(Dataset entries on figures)

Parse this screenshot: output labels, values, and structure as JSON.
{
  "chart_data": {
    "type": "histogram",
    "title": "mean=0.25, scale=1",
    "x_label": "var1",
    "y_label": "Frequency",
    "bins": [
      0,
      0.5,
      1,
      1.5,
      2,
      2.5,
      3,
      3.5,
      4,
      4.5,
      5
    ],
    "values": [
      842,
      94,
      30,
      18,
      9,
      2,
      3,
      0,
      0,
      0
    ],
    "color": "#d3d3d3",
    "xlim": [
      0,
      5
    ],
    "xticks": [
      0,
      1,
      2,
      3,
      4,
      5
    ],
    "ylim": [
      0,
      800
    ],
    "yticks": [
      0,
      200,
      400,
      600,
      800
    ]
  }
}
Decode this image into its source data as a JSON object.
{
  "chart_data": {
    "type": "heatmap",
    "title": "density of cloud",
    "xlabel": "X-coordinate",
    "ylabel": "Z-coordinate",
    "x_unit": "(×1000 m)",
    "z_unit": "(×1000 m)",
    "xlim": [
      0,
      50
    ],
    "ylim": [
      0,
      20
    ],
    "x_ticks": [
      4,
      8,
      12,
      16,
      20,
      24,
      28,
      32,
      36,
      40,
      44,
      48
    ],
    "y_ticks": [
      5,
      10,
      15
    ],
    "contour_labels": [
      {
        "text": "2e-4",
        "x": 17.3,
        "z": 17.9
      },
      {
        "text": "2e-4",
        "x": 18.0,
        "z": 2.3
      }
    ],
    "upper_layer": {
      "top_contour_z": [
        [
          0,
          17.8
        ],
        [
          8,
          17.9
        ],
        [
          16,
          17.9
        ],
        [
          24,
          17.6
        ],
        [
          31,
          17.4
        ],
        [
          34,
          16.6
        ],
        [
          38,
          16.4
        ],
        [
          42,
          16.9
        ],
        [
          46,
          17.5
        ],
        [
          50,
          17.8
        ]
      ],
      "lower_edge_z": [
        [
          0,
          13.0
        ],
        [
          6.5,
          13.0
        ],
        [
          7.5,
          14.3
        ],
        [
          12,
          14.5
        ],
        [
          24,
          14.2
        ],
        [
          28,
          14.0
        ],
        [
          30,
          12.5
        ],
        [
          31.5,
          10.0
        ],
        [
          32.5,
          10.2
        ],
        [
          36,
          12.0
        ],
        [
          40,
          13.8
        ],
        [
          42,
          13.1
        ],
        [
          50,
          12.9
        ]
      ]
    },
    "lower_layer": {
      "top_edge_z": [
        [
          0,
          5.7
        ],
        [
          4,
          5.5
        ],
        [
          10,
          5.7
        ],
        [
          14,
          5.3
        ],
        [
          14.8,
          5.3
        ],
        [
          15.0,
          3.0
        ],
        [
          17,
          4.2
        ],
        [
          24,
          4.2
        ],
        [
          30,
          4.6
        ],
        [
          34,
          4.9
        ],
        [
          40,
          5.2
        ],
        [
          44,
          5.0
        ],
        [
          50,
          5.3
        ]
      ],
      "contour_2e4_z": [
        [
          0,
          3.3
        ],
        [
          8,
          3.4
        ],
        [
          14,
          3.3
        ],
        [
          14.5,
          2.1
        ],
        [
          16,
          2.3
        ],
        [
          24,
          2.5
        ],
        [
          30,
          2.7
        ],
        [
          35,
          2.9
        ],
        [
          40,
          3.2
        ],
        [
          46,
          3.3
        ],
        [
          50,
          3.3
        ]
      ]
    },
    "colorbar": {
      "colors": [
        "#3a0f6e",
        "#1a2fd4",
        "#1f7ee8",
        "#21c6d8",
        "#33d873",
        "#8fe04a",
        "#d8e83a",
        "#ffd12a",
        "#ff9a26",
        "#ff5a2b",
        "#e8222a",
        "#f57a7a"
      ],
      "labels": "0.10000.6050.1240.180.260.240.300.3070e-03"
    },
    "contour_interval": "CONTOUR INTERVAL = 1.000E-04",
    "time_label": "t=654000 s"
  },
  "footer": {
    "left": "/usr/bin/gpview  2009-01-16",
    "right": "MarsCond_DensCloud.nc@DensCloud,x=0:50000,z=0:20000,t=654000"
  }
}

● **Task details**
Recopy the entries above exactly, with every line included.

● **Exercise response**
Parse this screenshot: output labels, values, and structure as JSON.
{
  "chart_data": {
    "type": "histogram",
    "title": "mean=0.25, scale=1",
    "x_label": "var1",
    "y_label": "Frequency",
    "bins": [
      0,
      0.5,
      1,
      1.5,
      2,
      2.5,
      3,
      3.5,
      4,
      4.5,
      5
    ],
    "values": [
      842,
      94,
      30,
      18,
      9,
      2,
      3,
      0,
      0,
      0
    ],
    "color": "#d3d3d3",
    "xlim": [
      0,
      5
    ],
    "xticks": [
      0,
      1,
      2,
      3,
      4,
      5
    ],
    "ylim": [
      0,
      800
    ],
    "yticks": [
      0,
      200,
      400,
      600,
      800
    ]
  }
}
Decode this image into its source data as a JSON object.
{
  "chart_data": {
    "type": "heatmap",
    "title": "density of cloud",
    "xlabel": "X-coordinate",
    "ylabel": "Z-coordinate",
    "x_unit": "(×1000 m)",
    "z_unit": "(×1000 m)",
    "xlim": [
      0,
      50
    ],
    "ylim": [
      0,
      20
    ],
    "x_ticks": [
      4,
      8,
      12,
      16,
      20,
      24,
      28,
      32,
      36,
      40,
      44,
      48
    ],
    "y_ticks": [
      5,
      10,
      15
    ],
    "contour_labels": [
      {
        "text": "2e-4",
        "x": 17.3,
        "z": 17.9
      },
      {
        "text": "2e-4",
        "x": 18.0,
        "z": 2.3
      }
    ],
    "upper_layer": {
      "top_contour_z": [
        [
          0,
          17.8
        ],
        [
          8,
          17.9
        ],
        [
          16,
          17.9
        ],
        [
          24,
          17.6
        ],
        [
          31,
          17.4
        ],
        [
          34,
          16.6
        ],
        [
          38,
          16.4
        ],
        [
          42,
          16.9
        ],
        [
          46,
          17.5
        ],
        [
          50,
          17.8
        ]
      ],
      "lower_edge_z": [
        [
          0,
          13.0
        ],
        [
          6.5,
          13.0
        ],
        [
          7.5,
          14.3
        ],
        [
          12,
          14.5
        ],
        [
          24,
          14.2
        ],
        [
          28,
          14.0
        ],
        [
          30,
          12.5
        ],
        [
          31.5,
          10.0
        ],
        [
          32.5,
          10.2
        ],
        [
          36,
          12.0
        ],
        [
          40,
          13.8
        ],
        [
          42,
          13.1
        ],
        [
          50,
          12.9
        ]
      ]
    },
    "lower_layer": {
      "top_edge_z": [
        [
          0,
          5.7
        ],
        [
          4,
          5.5
        ],
        [
          10,
          5.7
        ],
        [
          14,
          5.3
        ],
        [
          14.8,
          5.3
        ],
        [
          15.0,
          3.0
        ],
        [
          17,
          4.2
        ],
        [
          24,
          4.2
        ],
        [
          30,
          4.6
        ],
        [
          34,
          4.9
        ],
        [
          40,
          5.2
        ],
        [
          44,
          5.0
        ],
        [
          50,
          5.3
        ]
      ],
      "contour_2e4_z": [
        [
          0,
          3.3
        ],
        [
          8,
          3.4
        ],
        [
          14,
          3.3
        ],
        [
          14.5,
          2.1
        ],
        [
          16,
          2.3
        ],
        [
          24,
          2.5
        ],
        [
          30,
          2.7
        ],
        [
          35,
          2.9
        ],
        [
          40,
          3.2
        ],
        [
          46,
          3.3
        ],
        [
          50,
          3.3
        ]
      ]
    },
    "colorbar": {
      "colors": [
        "#3a0f6e",
        "#1a2fd4",
        "#1f7ee8",
        "#21c6d8",
        "#33d873",
        "#8fe04a",
        "#d8e83a",
        "#ffd12a",
        "#ff9a26",
        "#ff5a2b",
        "#e8222a",
        "#f57a7a"
      ],
      "labels": "0.10000.6050.1240.180.260.240.300.3070e-03"
    },
    "contour_interval": "CONTOUR INTERVAL = 1.000E-04",
    "time_label": "t=654000 s"
  },
  "footer": {
    "left": "/usr/bin/gpview  2009-01-16",
    "right": "MarsCond_DensCloud.nc@DensCloud,x=0:50000,z=0:20000,t=654000"
  }
}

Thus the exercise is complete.